Stored data

----------------

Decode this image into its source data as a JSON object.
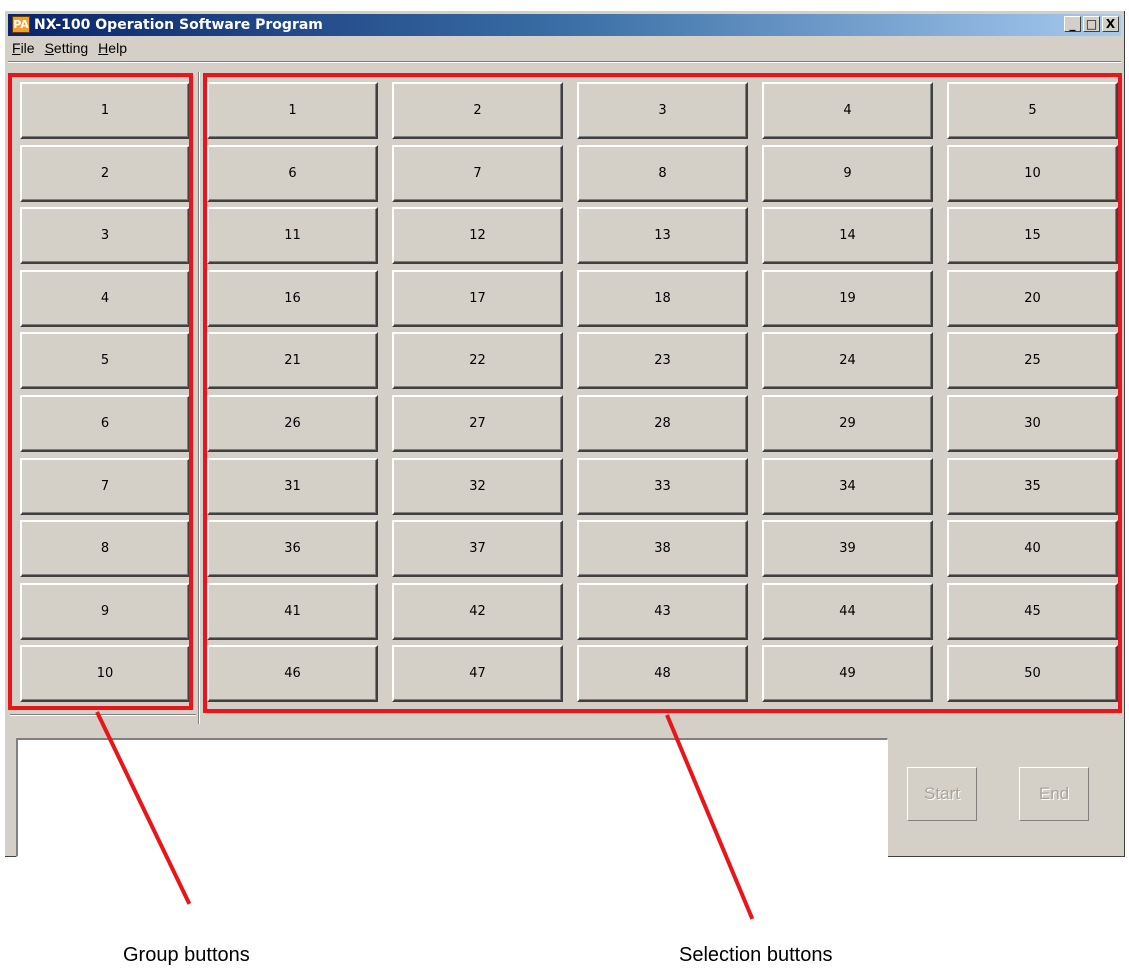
{
  "window": {
    "title": "NX-100 Operation Software Program",
    "icon_label": "PA",
    "controls": {
      "minimize": "_",
      "maximize": "□",
      "close": "X"
    }
  },
  "menu": [
    {
      "label": "File",
      "accel": "F",
      "rest": "ile"
    },
    {
      "label": "Setting",
      "accel": "S",
      "rest": "etting"
    },
    {
      "label": "Help",
      "accel": "H",
      "rest": "elp"
    }
  ],
  "group_buttons": [
    "1",
    "2",
    "3",
    "4",
    "5",
    "6",
    "7",
    "8",
    "9",
    "10"
  ],
  "selection_buttons": [
    "1",
    "2",
    "3",
    "4",
    "5",
    "6",
    "7",
    "8",
    "9",
    "10",
    "11",
    "12",
    "13",
    "14",
    "15",
    "16",
    "17",
    "18",
    "19",
    "20",
    "21",
    "22",
    "23",
    "24",
    "25",
    "26",
    "27",
    "28",
    "29",
    "30",
    "31",
    "32",
    "33",
    "34",
    "35",
    "36",
    "37",
    "38",
    "39",
    "40",
    "41",
    "42",
    "43",
    "44",
    "45",
    "46",
    "47",
    "48",
    "49",
    "50"
  ],
  "actions": {
    "start": "Start",
    "end": "End"
  },
  "annotations": {
    "group_caption": "Group buttons",
    "selection_caption": "Selection buttons",
    "highlight_color": "#e8161b"
  }
}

----------------

• _The task_
Repeat all of the records verbatim, leaving out the pictures.

• _Completed task_
Decode this image into its source data as a JSON object.
{
  "window": {
    "title": "NX-100 Operation Software Program",
    "icon_label": "PA",
    "controls": {
      "minimize": "_",
      "maximize": "□",
      "close": "X"
    }
  },
  "menu": [
    {
      "label": "File",
      "accel": "F",
      "rest": "ile"
    },
    {
      "label": "Setting",
      "accel": "S",
      "rest": "etting"
    },
    {
      "label": "Help",
      "accel": "H",
      "rest": "elp"
    }
  ],
  "group_buttons": [
    "1",
    "2",
    "3",
    "4",
    "5",
    "6",
    "7",
    "8",
    "9",
    "10"
  ],
  "selection_buttons": [
    "1",
    "2",
    "3",
    "4",
    "5",
    "6",
    "7",
    "8",
    "9",
    "10",
    "11",
    "12",
    "13",
    "14",
    "15",
    "16",
    "17",
    "18",
    "19",
    "20",
    "21",
    "22",
    "23",
    "24",
    "25",
    "26",
    "27",
    "28",
    "29",
    "30",
    "31",
    "32",
    "33",
    "34",
    "35",
    "36",
    "37",
    "38",
    "39",
    "40",
    "41",
    "42",
    "43",
    "44",
    "45",
    "46",
    "47",
    "48",
    "49",
    "50"
  ],
  "actions": {
    "start": "Start",
    "end": "End"
  },
  "annotations": {
    "group_caption": "Group buttons",
    "selection_caption": "Selection buttons",
    "highlight_color": "#e8161b"
  }
}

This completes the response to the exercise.